#### Instructions for the task:
Tally the lines in the listing below that contain "name" and report the tally alone.

#### Dataset entries:
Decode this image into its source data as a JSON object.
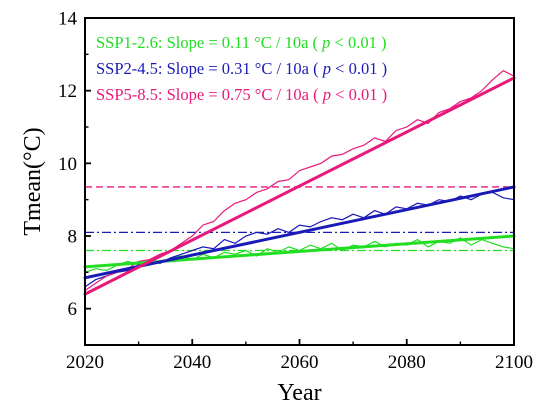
{
  "chart_data": {
    "type": "line",
    "xlabel": "Year",
    "ylabel": "Tmean(°C)",
    "xlim": [
      2020,
      2100
    ],
    "ylim": [
      5,
      14
    ],
    "x_ticks": [
      2020,
      2040,
      2060,
      2080,
      2100
    ],
    "y_ticks": [
      6,
      8,
      10,
      12,
      14
    ],
    "x_tick_labels": [
      "2020",
      "2040",
      "2060",
      "2080",
      "2100"
    ],
    "y_tick_labels": [
      "6",
      "8",
      "10",
      "12",
      "14"
    ],
    "grid": false,
    "legend_placement": "top-left",
    "annotations": [
      {
        "series": "SSP1-2.6",
        "color": "#22dd22",
        "text": "SSP1-2.6: Slope = 0.11 °C / 10a ( ",
        "p_symbol": "p",
        "p_text": " < 0.01 )"
      },
      {
        "series": "SSP2-4.5",
        "color": "#1a1ab8",
        "text": "SSP2-4.5: Slope = 0.31 °C / 10a ( ",
        "p_symbol": "p",
        "p_text": " < 0.01 )"
      },
      {
        "series": "SSP5-8.5",
        "color": "#e8197a",
        "text": "SSP5-8.5: Slope = 0.75 °C / 10a ( ",
        "p_symbol": "p",
        "p_text": " < 0.01 )"
      }
    ],
    "series": [
      {
        "name": "SSP1-2.6",
        "color": "#22dd22",
        "trend": {
          "x": [
            2020,
            2100
          ],
          "y": [
            7.15,
            8.0
          ]
        },
        "mean_level": 7.6,
        "mean_style": "dash-dot",
        "x": [
          2020,
          2022,
          2024,
          2026,
          2028,
          2030,
          2032,
          2034,
          2036,
          2038,
          2040,
          2042,
          2044,
          2046,
          2048,
          2050,
          2052,
          2054,
          2056,
          2058,
          2060,
          2062,
          2064,
          2066,
          2068,
          2070,
          2072,
          2074,
          2076,
          2078,
          2080,
          2082,
          2084,
          2086,
          2088,
          2090,
          2092,
          2094,
          2096,
          2098,
          2100
        ],
        "values": [
          7.0,
          7.1,
          7.05,
          7.2,
          7.3,
          7.2,
          7.35,
          7.25,
          7.4,
          7.45,
          7.35,
          7.5,
          7.4,
          7.55,
          7.5,
          7.6,
          7.45,
          7.65,
          7.55,
          7.7,
          7.6,
          7.75,
          7.65,
          7.8,
          7.6,
          7.75,
          7.7,
          7.85,
          7.7,
          7.8,
          7.75,
          7.9,
          7.7,
          7.85,
          7.8,
          7.95,
          7.75,
          7.9,
          7.8,
          7.7,
          7.65
        ]
      },
      {
        "name": "SSP2-4.5",
        "color": "#1a1ab8",
        "trend": {
          "x": [
            2020,
            2100
          ],
          "y": [
            6.85,
            9.35
          ]
        },
        "mean_level": 8.1,
        "mean_style": "dash-dot",
        "x": [
          2020,
          2022,
          2024,
          2026,
          2028,
          2030,
          2032,
          2034,
          2036,
          2038,
          2040,
          2042,
          2044,
          2046,
          2048,
          2050,
          2052,
          2054,
          2056,
          2058,
          2060,
          2062,
          2064,
          2066,
          2068,
          2070,
          2072,
          2074,
          2076,
          2078,
          2080,
          2082,
          2084,
          2086,
          2088,
          2090,
          2092,
          2094,
          2096,
          2098,
          2100
        ],
        "values": [
          6.6,
          6.8,
          6.9,
          7.0,
          7.05,
          7.2,
          7.3,
          7.25,
          7.4,
          7.5,
          7.6,
          7.7,
          7.65,
          7.9,
          7.8,
          8.0,
          8.1,
          8.05,
          8.2,
          8.1,
          8.3,
          8.25,
          8.4,
          8.5,
          8.45,
          8.6,
          8.5,
          8.7,
          8.6,
          8.8,
          8.75,
          8.9,
          8.85,
          9.0,
          8.95,
          9.1,
          9.0,
          9.15,
          9.2,
          9.05,
          9.0
        ]
      },
      {
        "name": "SSP5-8.5",
        "color": "#e8197a",
        "trend": {
          "x": [
            2020,
            2100
          ],
          "y": [
            6.4,
            12.35
          ]
        },
        "mean_level": 9.35,
        "mean_style": "dash",
        "x": [
          2020,
          2022,
          2024,
          2026,
          2028,
          2030,
          2032,
          2034,
          2036,
          2038,
          2040,
          2042,
          2044,
          2046,
          2048,
          2050,
          2052,
          2054,
          2056,
          2058,
          2060,
          2062,
          2064,
          2066,
          2068,
          2070,
          2072,
          2074,
          2076,
          2078,
          2080,
          2082,
          2084,
          2086,
          2088,
          2090,
          2092,
          2094,
          2096,
          2098,
          2100
        ],
        "values": [
          6.5,
          6.7,
          6.9,
          7.0,
          7.1,
          7.3,
          7.35,
          7.5,
          7.6,
          7.8,
          8.0,
          8.3,
          8.4,
          8.7,
          8.9,
          9.0,
          9.2,
          9.3,
          9.5,
          9.55,
          9.8,
          9.9,
          10.0,
          10.2,
          10.25,
          10.4,
          10.5,
          10.7,
          10.6,
          10.9,
          11.0,
          11.2,
          11.1,
          11.4,
          11.5,
          11.7,
          11.8,
          12.0,
          12.3,
          12.55,
          12.4
        ]
      }
    ]
  }
}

#### Answer:
3